-- START Exercise input --

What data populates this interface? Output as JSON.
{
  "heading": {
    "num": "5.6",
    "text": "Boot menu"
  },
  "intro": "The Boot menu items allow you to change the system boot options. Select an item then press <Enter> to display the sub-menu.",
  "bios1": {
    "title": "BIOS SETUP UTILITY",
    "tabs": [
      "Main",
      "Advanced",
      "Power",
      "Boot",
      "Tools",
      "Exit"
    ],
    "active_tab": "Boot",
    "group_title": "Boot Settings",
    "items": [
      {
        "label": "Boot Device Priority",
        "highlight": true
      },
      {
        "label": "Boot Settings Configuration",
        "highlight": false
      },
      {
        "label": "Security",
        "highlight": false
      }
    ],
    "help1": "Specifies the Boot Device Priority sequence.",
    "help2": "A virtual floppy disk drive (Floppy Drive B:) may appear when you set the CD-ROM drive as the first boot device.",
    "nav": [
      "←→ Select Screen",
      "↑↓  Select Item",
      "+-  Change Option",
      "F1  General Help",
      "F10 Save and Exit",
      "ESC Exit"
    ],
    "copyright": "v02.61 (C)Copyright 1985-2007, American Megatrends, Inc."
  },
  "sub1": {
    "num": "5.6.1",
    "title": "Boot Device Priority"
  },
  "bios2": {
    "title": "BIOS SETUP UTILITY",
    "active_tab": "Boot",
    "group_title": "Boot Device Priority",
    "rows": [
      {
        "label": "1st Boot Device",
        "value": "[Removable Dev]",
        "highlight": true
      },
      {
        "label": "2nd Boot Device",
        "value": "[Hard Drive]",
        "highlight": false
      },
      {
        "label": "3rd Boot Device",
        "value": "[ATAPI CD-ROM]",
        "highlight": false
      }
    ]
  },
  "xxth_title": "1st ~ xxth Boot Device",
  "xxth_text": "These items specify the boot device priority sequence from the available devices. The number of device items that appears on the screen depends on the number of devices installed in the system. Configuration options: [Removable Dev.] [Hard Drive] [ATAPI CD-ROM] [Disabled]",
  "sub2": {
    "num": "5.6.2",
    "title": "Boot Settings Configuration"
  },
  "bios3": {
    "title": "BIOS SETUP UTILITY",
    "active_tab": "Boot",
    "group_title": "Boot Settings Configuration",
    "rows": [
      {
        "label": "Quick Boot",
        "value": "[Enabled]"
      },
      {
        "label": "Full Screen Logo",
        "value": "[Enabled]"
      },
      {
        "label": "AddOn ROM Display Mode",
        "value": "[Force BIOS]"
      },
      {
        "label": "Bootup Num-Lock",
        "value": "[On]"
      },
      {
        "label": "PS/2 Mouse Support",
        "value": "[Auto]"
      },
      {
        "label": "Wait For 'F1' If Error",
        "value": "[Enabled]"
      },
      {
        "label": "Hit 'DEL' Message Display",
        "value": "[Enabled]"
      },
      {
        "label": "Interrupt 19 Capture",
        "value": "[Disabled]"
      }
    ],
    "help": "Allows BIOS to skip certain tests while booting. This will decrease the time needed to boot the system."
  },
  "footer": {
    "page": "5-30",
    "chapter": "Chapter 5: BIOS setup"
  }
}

-- END Exercise input --

Exercise directions - In the entries above, some lines may contain the string "value"; report how many, without additional comment.

Solution - 11